Figure dataset records:
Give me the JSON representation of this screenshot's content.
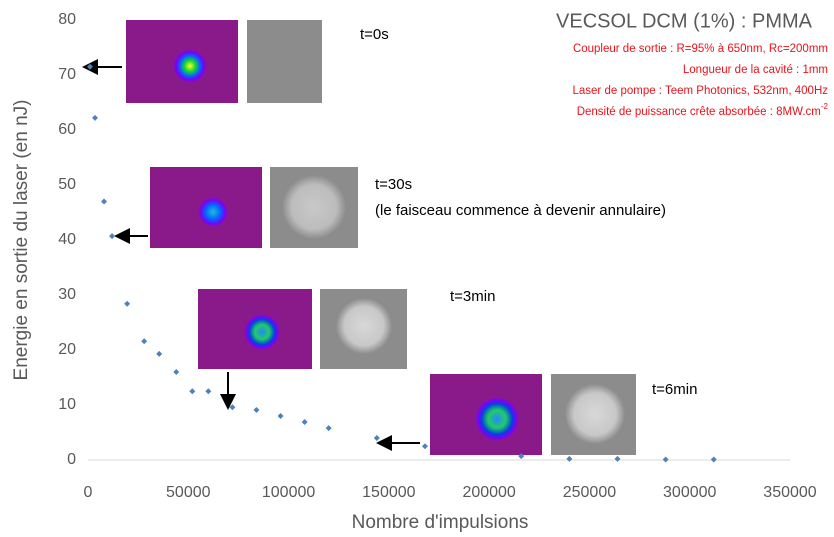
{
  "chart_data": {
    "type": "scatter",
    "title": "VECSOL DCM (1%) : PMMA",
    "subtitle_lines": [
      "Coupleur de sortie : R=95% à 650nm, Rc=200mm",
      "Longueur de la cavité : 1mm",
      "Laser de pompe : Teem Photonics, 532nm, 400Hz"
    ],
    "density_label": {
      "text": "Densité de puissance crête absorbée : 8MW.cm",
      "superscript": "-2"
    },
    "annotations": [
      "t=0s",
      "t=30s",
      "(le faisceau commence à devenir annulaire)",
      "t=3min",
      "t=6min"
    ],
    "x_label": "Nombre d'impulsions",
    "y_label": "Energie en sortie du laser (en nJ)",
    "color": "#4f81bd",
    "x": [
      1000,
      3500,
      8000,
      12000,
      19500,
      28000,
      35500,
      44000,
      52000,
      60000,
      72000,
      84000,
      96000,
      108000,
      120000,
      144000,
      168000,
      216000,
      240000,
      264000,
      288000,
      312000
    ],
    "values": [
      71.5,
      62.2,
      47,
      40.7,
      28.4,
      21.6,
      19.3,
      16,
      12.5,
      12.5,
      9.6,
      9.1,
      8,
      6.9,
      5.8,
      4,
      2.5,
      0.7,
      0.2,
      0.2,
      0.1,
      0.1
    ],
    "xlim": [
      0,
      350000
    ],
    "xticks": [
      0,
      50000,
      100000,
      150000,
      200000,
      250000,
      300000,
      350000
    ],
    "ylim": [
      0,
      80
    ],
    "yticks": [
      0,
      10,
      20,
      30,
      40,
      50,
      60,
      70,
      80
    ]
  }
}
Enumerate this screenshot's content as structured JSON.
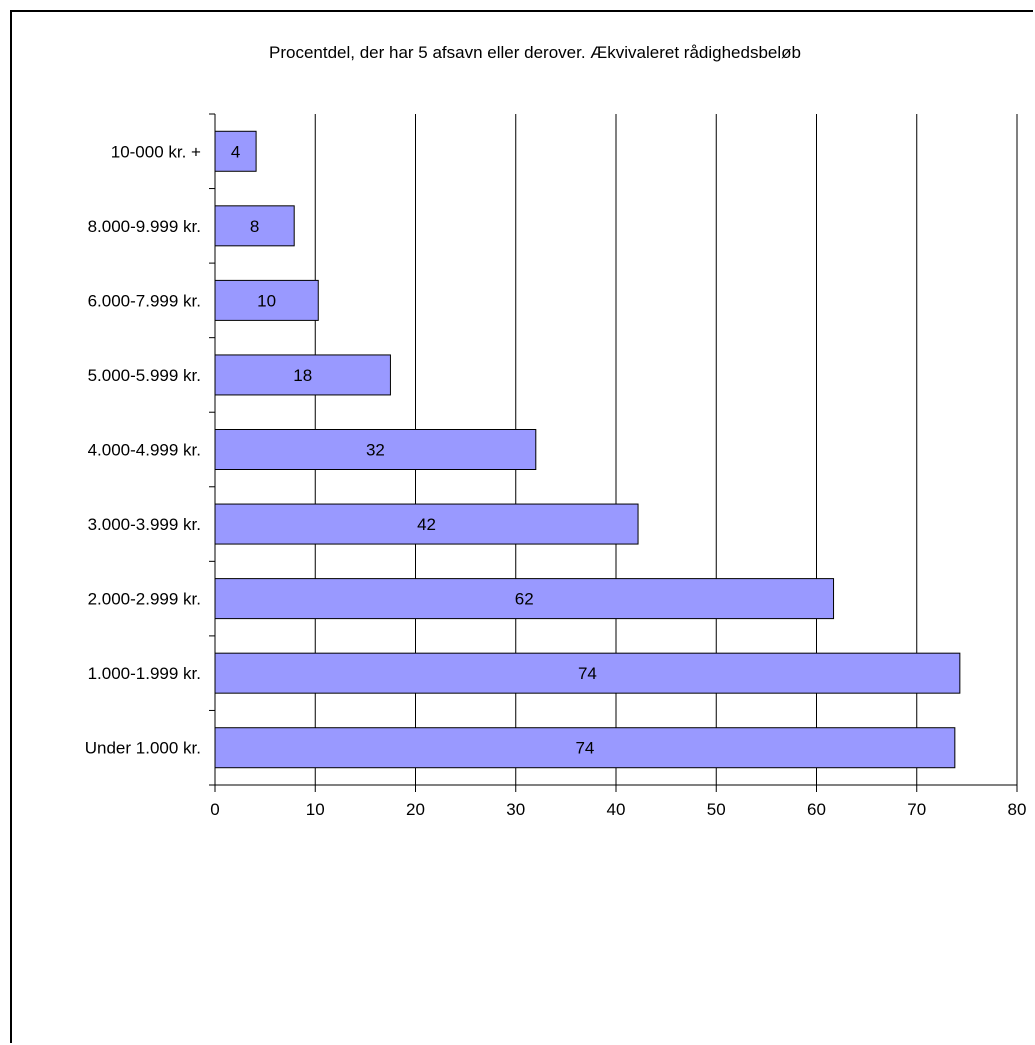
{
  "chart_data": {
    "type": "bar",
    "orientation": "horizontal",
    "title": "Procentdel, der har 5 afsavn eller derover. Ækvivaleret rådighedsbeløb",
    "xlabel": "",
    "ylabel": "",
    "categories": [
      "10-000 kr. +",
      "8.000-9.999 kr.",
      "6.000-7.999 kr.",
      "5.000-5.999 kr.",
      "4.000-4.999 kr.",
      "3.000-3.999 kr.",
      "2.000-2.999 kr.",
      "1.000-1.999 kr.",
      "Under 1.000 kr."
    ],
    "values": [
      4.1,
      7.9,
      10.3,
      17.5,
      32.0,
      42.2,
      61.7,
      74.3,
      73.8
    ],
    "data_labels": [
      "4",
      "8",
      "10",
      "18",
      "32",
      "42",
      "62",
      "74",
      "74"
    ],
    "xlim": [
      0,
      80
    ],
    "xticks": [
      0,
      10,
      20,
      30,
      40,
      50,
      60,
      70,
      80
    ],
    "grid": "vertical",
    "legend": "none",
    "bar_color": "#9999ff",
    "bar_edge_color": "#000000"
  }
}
==
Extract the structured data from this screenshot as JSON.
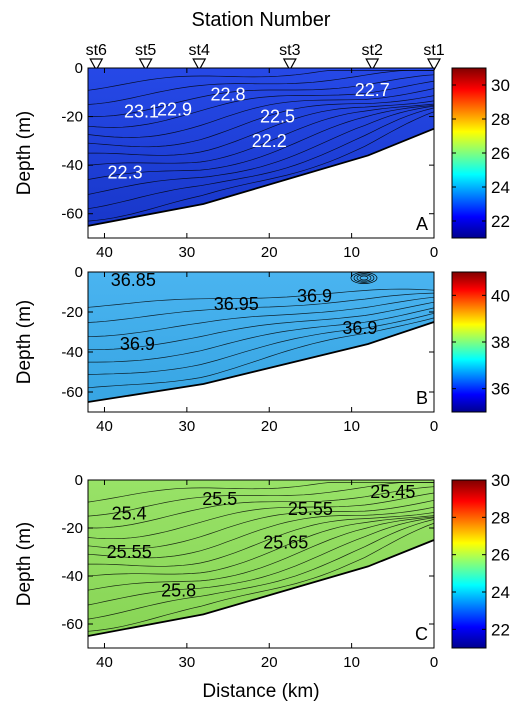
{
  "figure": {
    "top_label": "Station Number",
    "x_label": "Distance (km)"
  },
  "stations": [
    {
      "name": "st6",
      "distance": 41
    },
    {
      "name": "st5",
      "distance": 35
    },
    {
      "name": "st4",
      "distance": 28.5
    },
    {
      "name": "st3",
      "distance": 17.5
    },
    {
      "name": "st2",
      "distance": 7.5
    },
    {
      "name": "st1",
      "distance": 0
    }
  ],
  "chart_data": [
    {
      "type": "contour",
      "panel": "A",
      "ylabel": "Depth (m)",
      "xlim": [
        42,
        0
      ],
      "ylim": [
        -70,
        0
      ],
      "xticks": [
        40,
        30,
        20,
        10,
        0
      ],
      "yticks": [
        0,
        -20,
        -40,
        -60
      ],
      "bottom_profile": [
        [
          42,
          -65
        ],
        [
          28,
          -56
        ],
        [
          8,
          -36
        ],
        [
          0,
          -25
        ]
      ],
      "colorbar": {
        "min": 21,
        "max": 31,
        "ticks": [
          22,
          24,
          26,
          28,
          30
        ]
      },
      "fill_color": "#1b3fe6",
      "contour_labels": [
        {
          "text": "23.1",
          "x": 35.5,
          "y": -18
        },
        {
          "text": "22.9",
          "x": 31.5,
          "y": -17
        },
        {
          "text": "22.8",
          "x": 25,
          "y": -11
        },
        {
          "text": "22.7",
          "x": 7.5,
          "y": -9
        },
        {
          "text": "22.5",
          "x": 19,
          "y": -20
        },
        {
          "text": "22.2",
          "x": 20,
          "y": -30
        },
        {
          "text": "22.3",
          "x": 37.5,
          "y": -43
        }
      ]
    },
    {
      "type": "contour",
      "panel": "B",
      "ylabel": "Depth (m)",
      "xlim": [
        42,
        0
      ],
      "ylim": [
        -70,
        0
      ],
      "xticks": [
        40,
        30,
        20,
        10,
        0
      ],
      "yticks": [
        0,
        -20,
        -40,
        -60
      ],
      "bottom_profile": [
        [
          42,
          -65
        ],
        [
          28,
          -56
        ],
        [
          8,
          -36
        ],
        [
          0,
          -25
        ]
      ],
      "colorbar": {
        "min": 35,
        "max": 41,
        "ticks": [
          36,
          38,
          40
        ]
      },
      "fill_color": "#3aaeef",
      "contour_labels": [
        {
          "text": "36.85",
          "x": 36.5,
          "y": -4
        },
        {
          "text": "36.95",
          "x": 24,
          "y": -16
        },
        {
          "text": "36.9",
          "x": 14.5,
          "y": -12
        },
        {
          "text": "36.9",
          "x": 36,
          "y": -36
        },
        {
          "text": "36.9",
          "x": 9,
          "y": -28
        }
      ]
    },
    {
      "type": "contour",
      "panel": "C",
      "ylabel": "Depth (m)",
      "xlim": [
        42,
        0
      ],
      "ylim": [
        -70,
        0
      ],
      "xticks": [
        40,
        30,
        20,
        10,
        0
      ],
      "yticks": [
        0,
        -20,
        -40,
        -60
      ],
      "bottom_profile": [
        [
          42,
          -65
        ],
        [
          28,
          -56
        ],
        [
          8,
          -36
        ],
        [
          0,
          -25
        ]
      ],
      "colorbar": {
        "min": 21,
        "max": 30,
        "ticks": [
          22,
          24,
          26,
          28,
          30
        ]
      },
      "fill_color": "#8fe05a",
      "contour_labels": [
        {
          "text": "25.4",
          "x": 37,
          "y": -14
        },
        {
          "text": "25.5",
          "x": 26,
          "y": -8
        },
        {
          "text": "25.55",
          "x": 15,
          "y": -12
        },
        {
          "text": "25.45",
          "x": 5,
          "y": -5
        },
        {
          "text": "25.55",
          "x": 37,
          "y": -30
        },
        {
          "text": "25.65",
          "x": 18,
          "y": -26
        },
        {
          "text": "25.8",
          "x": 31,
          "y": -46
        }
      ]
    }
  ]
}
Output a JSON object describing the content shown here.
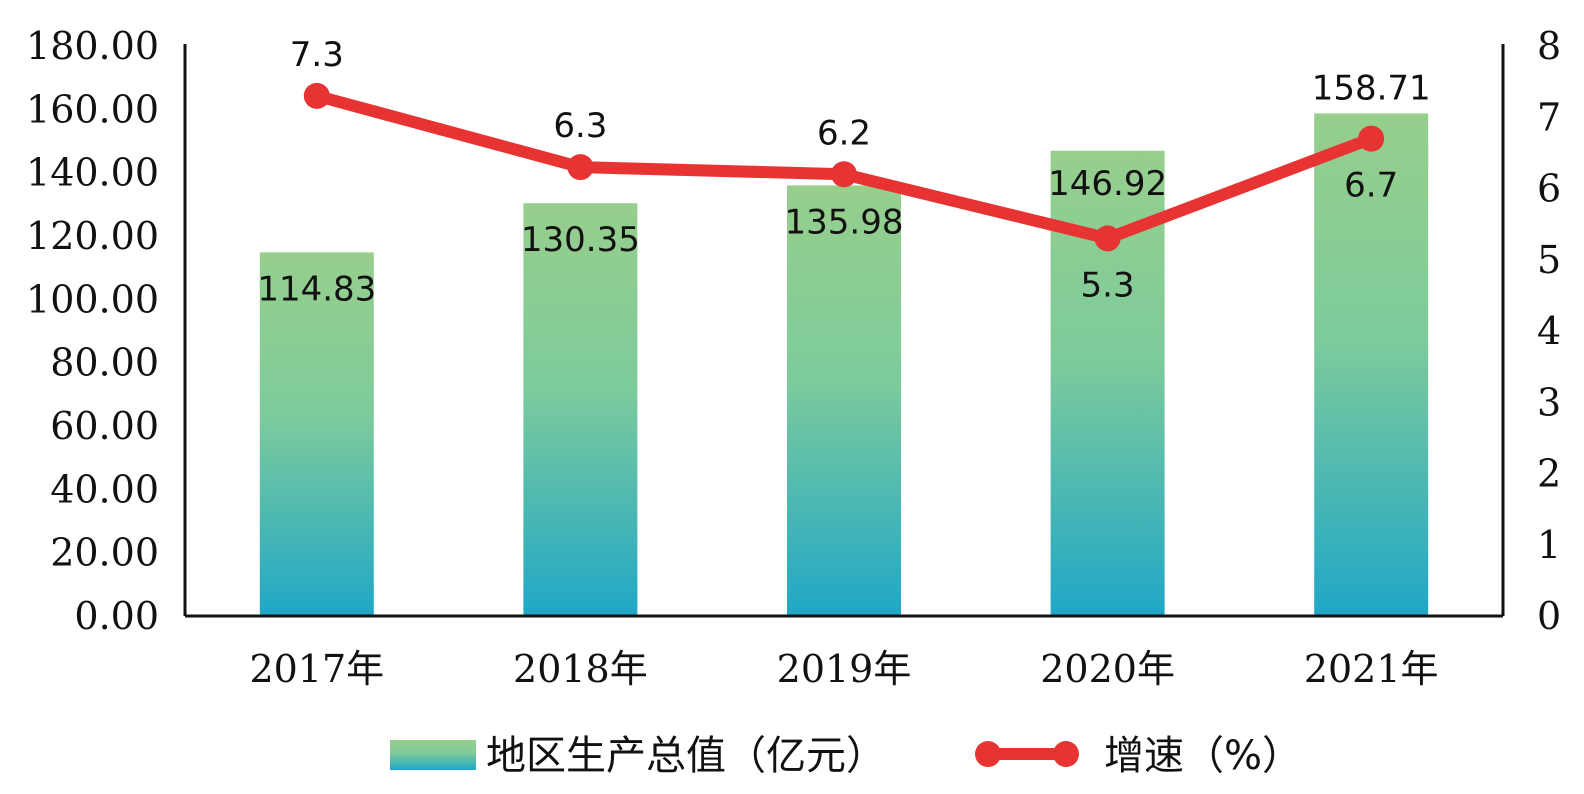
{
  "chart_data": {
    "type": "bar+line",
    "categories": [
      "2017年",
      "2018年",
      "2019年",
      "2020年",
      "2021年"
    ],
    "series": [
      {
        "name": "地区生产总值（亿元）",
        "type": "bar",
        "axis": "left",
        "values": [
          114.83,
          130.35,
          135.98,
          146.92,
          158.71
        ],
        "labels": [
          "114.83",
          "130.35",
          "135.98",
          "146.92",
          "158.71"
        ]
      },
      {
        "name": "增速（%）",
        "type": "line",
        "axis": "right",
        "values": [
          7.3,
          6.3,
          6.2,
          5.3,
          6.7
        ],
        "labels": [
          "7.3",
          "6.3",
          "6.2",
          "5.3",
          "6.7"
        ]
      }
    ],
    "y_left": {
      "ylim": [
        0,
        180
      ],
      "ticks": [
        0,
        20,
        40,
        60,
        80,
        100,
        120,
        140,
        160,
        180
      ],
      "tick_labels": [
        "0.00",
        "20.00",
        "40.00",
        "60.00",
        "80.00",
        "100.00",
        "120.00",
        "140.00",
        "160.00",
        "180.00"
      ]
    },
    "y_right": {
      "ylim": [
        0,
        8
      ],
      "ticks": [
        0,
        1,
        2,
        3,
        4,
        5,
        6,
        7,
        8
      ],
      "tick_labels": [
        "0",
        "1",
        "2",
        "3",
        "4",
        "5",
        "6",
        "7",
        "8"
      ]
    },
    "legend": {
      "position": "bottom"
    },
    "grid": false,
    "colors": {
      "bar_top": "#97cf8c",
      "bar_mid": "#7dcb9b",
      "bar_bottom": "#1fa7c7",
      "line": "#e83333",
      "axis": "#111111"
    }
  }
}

_Exercise objective:_ Pull out every line in the material above where "content" occurs.

_Exercise solution:_
Give me the JSON representation of this screenshot's content.
Enumerate this screenshot's content as structured JSON.
Output a JSON object describing the content shown here.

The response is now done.